• [Data in this exercise]:
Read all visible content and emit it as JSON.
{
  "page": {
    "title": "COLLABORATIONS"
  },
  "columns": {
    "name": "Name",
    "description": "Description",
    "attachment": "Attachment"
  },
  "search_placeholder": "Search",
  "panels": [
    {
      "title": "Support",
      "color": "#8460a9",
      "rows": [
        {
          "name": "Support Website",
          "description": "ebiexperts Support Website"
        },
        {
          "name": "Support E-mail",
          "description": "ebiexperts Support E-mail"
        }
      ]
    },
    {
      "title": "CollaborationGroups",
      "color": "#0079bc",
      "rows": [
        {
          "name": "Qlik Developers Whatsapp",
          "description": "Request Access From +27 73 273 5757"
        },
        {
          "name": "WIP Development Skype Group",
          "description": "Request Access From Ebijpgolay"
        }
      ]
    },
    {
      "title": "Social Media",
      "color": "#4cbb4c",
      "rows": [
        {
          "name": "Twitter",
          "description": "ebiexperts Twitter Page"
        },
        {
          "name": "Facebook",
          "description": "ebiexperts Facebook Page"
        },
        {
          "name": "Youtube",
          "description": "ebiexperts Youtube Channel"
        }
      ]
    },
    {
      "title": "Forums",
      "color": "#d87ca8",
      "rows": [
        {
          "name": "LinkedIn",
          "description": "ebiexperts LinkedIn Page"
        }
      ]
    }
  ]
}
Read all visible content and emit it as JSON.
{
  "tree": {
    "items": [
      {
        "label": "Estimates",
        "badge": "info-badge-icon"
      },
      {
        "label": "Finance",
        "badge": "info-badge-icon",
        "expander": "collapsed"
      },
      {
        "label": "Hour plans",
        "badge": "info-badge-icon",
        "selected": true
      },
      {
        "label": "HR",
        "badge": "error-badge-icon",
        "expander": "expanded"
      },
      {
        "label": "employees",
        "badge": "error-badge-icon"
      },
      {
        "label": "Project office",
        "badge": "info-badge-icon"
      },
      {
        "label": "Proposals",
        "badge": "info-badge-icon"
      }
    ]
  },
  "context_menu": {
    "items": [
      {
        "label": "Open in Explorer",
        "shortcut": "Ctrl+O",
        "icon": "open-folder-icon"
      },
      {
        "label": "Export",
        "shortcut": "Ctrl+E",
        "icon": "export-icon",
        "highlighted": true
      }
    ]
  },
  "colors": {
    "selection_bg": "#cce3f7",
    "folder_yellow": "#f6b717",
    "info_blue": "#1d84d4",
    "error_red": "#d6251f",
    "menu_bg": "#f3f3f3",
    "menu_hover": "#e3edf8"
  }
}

• [Instructions for the task]:
Go through the material above line by line and copy it exactly.

• [Answer to this exercise]:
Read all visible content and emit it as JSON.
{
  "page": {
    "title": "COLLABORATIONS"
  },
  "columns": {
    "name": "Name",
    "description": "Description",
    "attachment": "Attachment"
  },
  "search_placeholder": "Search",
  "panels": [
    {
      "title": "Support",
      "color": "#8460a9",
      "rows": [
        {
          "name": "Support Website",
          "description": "ebiexperts Support Website"
        },
        {
          "name": "Support E-mail",
          "description": "ebiexperts Support E-mail"
        }
      ]
    },
    {
      "title": "CollaborationGroups",
      "color": "#0079bc",
      "rows": [
        {
          "name": "Qlik Developers Whatsapp",
          "description": "Request Access From +27 73 273 5757"
        },
        {
          "name": "WIP Development Skype Group",
          "description": "Request Access From Ebijpgolay"
        }
      ]
    },
    {
      "title": "Social Media",
      "color": "#4cbb4c",
      "rows": [
        {
          "name": "Twitter",
          "description": "ebiexperts Twitter Page"
        },
        {
          "name": "Facebook",
          "description": "ebiexperts Facebook Page"
        },
        {
          "name": "Youtube",
          "description": "ebiexperts Youtube Channel"
        }
      ]
    },
    {
      "title": "Forums",
      "color": "#d87ca8",
      "rows": [
        {
          "name": "LinkedIn",
          "description": "ebiexperts LinkedIn Page"
        }
      ]
    }
  ]
}
Read all visible content and emit it as JSON.
{
  "tree": {
    "items": [
      {
        "label": "Estimates",
        "badge": "info-badge-icon"
      },
      {
        "label": "Finance",
        "badge": "info-badge-icon",
        "expander": "collapsed"
      },
      {
        "label": "Hour plans",
        "badge": "info-badge-icon",
        "selected": true
      },
      {
        "label": "HR",
        "badge": "error-badge-icon",
        "expander": "expanded"
      },
      {
        "label": "employees",
        "badge": "error-badge-icon"
      },
      {
        "label": "Project office",
        "badge": "info-badge-icon"
      },
      {
        "label": "Proposals",
        "badge": "info-badge-icon"
      }
    ]
  },
  "context_menu": {
    "items": [
      {
        "label": "Open in Explorer",
        "shortcut": "Ctrl+O",
        "icon": "open-folder-icon"
      },
      {
        "label": "Export",
        "shortcut": "Ctrl+E",
        "icon": "export-icon",
        "highlighted": true
      }
    ]
  },
  "colors": {
    "selection_bg": "#cce3f7",
    "folder_yellow": "#f6b717",
    "info_blue": "#1d84d4",
    "error_red": "#d6251f",
    "menu_bg": "#f3f3f3",
    "menu_hover": "#e3edf8"
  }
}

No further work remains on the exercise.